What this task involves |
Every record below should be transcribed exactly. Omit the images.

Provided material |
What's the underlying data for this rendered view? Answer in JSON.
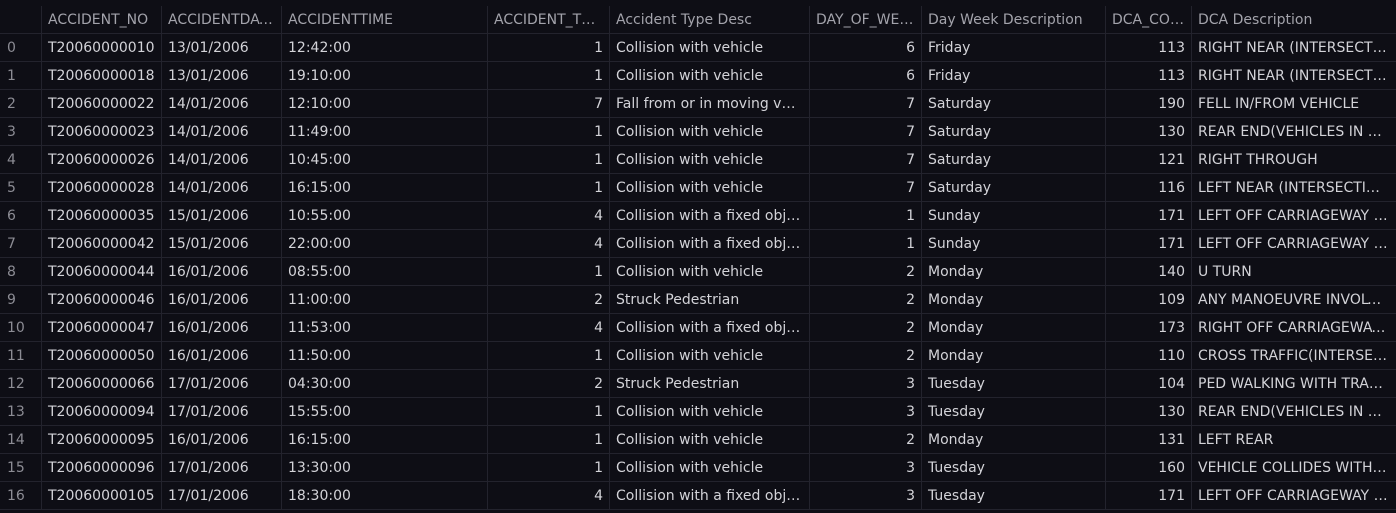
{
  "columns": [
    "",
    "ACCIDENT_NO",
    "ACCIDENTDATE",
    "ACCIDENTTIME",
    "ACCIDENT_TYPE",
    "Accident Type Desc",
    "DAY_OF_WEEK",
    "Day Week Description",
    "DCA_CODE",
    "DCA Description"
  ],
  "rows": [
    [
      "0",
      "T20060000010",
      "13/01/2006",
      "12:42:00",
      "1",
      "Collision with vehicle",
      "6",
      "Friday",
      "113",
      "RIGHT NEAR (INTERSECTIONS ONLY)"
    ],
    [
      "1",
      "T20060000018",
      "13/01/2006",
      "19:10:00",
      "1",
      "Collision with vehicle",
      "6",
      "Friday",
      "113",
      "RIGHT NEAR (INTERSECTIONS ONLY)"
    ],
    [
      "2",
      "T20060000022",
      "14/01/2006",
      "12:10:00",
      "7",
      "Fall from or in moving vehicle",
      "7",
      "Saturday",
      "190",
      "FELL IN/FROM VEHICLE"
    ],
    [
      "3",
      "T20060000023",
      "14/01/2006",
      "11:49:00",
      "1",
      "Collision with vehicle",
      "7",
      "Saturday",
      "130",
      "REAR END(VEHICLES IN SAME LANE)"
    ],
    [
      "4",
      "T20060000026",
      "14/01/2006",
      "10:45:00",
      "1",
      "Collision with vehicle",
      "7",
      "Saturday",
      "121",
      "RIGHT THROUGH"
    ],
    [
      "5",
      "T20060000028",
      "14/01/2006",
      "16:15:00",
      "1",
      "Collision with vehicle",
      "7",
      "Saturday",
      "116",
      "LEFT NEAR (INTERSECTIONS ONLY)"
    ],
    [
      "6",
      "T20060000035",
      "15/01/2006",
      "10:55:00",
      "4",
      "Collision with a fixed object",
      "1",
      "Sunday",
      "171",
      "LEFT OFF CARRIAGEWAY INTO OBJECT"
    ],
    [
      "7",
      "T20060000042",
      "15/01/2006",
      "22:00:00",
      "4",
      "Collision with a fixed object",
      "1",
      "Sunday",
      "171",
      "LEFT OFF CARRIAGEWAY INTO OBJECT"
    ],
    [
      "8",
      "T20060000044",
      "16/01/2006",
      "08:55:00",
      "1",
      "Collision with vehicle",
      "2",
      "Monday",
      "140",
      "U TURN"
    ],
    [
      "9",
      "T20060000046",
      "16/01/2006",
      "11:00:00",
      "2",
      "Struck Pedestrian",
      "2",
      "Monday",
      "109",
      "ANY MANOEUVRE INVOLVING PED"
    ],
    [
      "10",
      "T20060000047",
      "16/01/2006",
      "11:53:00",
      "4",
      "Collision with a fixed object",
      "2",
      "Monday",
      "173",
      "RIGHT OFF CARRIAGEWAY INTO OBJECT"
    ],
    [
      "11",
      "T20060000050",
      "16/01/2006",
      "11:50:00",
      "1",
      "Collision with vehicle",
      "2",
      "Monday",
      "110",
      "CROSS TRAFFIC(INTERSECTIONS ONLY)"
    ],
    [
      "12",
      "T20060000066",
      "17/01/2006",
      "04:30:00",
      "2",
      "Struck Pedestrian",
      "3",
      "Tuesday",
      "104",
      "PED WALKING WITH TRAFFIC"
    ],
    [
      "13",
      "T20060000094",
      "17/01/2006",
      "15:55:00",
      "1",
      "Collision with vehicle",
      "3",
      "Tuesday",
      "130",
      "REAR END(VEHICLES IN SAME LANE)"
    ],
    [
      "14",
      "T20060000095",
      "16/01/2006",
      "16:15:00",
      "1",
      "Collision with vehicle",
      "2",
      "Monday",
      "131",
      "LEFT REAR"
    ],
    [
      "15",
      "T20060000096",
      "17/01/2006",
      "13:30:00",
      "1",
      "Collision with vehicle",
      "3",
      "Tuesday",
      "160",
      "VEHICLE COLLIDES WITH VEHICLE PARKED"
    ],
    [
      "16",
      "T20060000105",
      "17/01/2006",
      "18:30:00",
      "4",
      "Collision with a fixed object",
      "3",
      "Tuesday",
      "171",
      "LEFT OFF CARRIAGEWAY INTO OBJECT"
    ]
  ]
}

Result |
What's the underlying data for this rendered view? Answer in JSON.
{
  "columns": [
    "",
    "ACCIDENT_NO",
    "ACCIDENTDATE",
    "ACCIDENTTIME",
    "ACCIDENT_TYPE",
    "Accident Type Desc",
    "DAY_OF_WEEK",
    "Day Week Description",
    "DCA_CODE",
    "DCA Description"
  ],
  "rows": [
    [
      "0",
      "T20060000010",
      "13/01/2006",
      "12:42:00",
      "1",
      "Collision with vehicle",
      "6",
      "Friday",
      "113",
      "RIGHT NEAR (INTERSECTIONS ONLY)"
    ],
    [
      "1",
      "T20060000018",
      "13/01/2006",
      "19:10:00",
      "1",
      "Collision with vehicle",
      "6",
      "Friday",
      "113",
      "RIGHT NEAR (INTERSECTIONS ONLY)"
    ],
    [
      "2",
      "T20060000022",
      "14/01/2006",
      "12:10:00",
      "7",
      "Fall from or in moving vehicle",
      "7",
      "Saturday",
      "190",
      "FELL IN/FROM VEHICLE"
    ],
    [
      "3",
      "T20060000023",
      "14/01/2006",
      "11:49:00",
      "1",
      "Collision with vehicle",
      "7",
      "Saturday",
      "130",
      "REAR END(VEHICLES IN SAME LANE)"
    ],
    [
      "4",
      "T20060000026",
      "14/01/2006",
      "10:45:00",
      "1",
      "Collision with vehicle",
      "7",
      "Saturday",
      "121",
      "RIGHT THROUGH"
    ],
    [
      "5",
      "T20060000028",
      "14/01/2006",
      "16:15:00",
      "1",
      "Collision with vehicle",
      "7",
      "Saturday",
      "116",
      "LEFT NEAR (INTERSECTIONS ONLY)"
    ],
    [
      "6",
      "T20060000035",
      "15/01/2006",
      "10:55:00",
      "4",
      "Collision with a fixed object",
      "1",
      "Sunday",
      "171",
      "LEFT OFF CARRIAGEWAY INTO OBJECT"
    ],
    [
      "7",
      "T20060000042",
      "15/01/2006",
      "22:00:00",
      "4",
      "Collision with a fixed object",
      "1",
      "Sunday",
      "171",
      "LEFT OFF CARRIAGEWAY INTO OBJECT"
    ],
    [
      "8",
      "T20060000044",
      "16/01/2006",
      "08:55:00",
      "1",
      "Collision with vehicle",
      "2",
      "Monday",
      "140",
      "U TURN"
    ],
    [
      "9",
      "T20060000046",
      "16/01/2006",
      "11:00:00",
      "2",
      "Struck Pedestrian",
      "2",
      "Monday",
      "109",
      "ANY MANOEUVRE INVOLVING PED"
    ],
    [
      "10",
      "T20060000047",
      "16/01/2006",
      "11:53:00",
      "4",
      "Collision with a fixed object",
      "2",
      "Monday",
      "173",
      "RIGHT OFF CARRIAGEWAY INTO OBJECT"
    ],
    [
      "11",
      "T20060000050",
      "16/01/2006",
      "11:50:00",
      "1",
      "Collision with vehicle",
      "2",
      "Monday",
      "110",
      "CROSS TRAFFIC(INTERSECTIONS ONLY)"
    ],
    [
      "12",
      "T20060000066",
      "17/01/2006",
      "04:30:00",
      "2",
      "Struck Pedestrian",
      "3",
      "Tuesday",
      "104",
      "PED WALKING WITH TRAFFIC"
    ],
    [
      "13",
      "T20060000094",
      "17/01/2006",
      "15:55:00",
      "1",
      "Collision with vehicle",
      "3",
      "Tuesday",
      "130",
      "REAR END(VEHICLES IN SAME LANE)"
    ],
    [
      "14",
      "T20060000095",
      "16/01/2006",
      "16:15:00",
      "1",
      "Collision with vehicle",
      "2",
      "Monday",
      "131",
      "LEFT REAR"
    ],
    [
      "15",
      "T20060000096",
      "17/01/2006",
      "13:30:00",
      "1",
      "Collision with vehicle",
      "3",
      "Tuesday",
      "160",
      "VEHICLE COLLIDES WITH VEHICLE PARKED"
    ],
    [
      "16",
      "T20060000105",
      "17/01/2006",
      "18:30:00",
      "4",
      "Collision with a fixed object",
      "3",
      "Tuesday",
      "171",
      "LEFT OFF CARRIAGEWAY INTO OBJECT"
    ]
  ]
}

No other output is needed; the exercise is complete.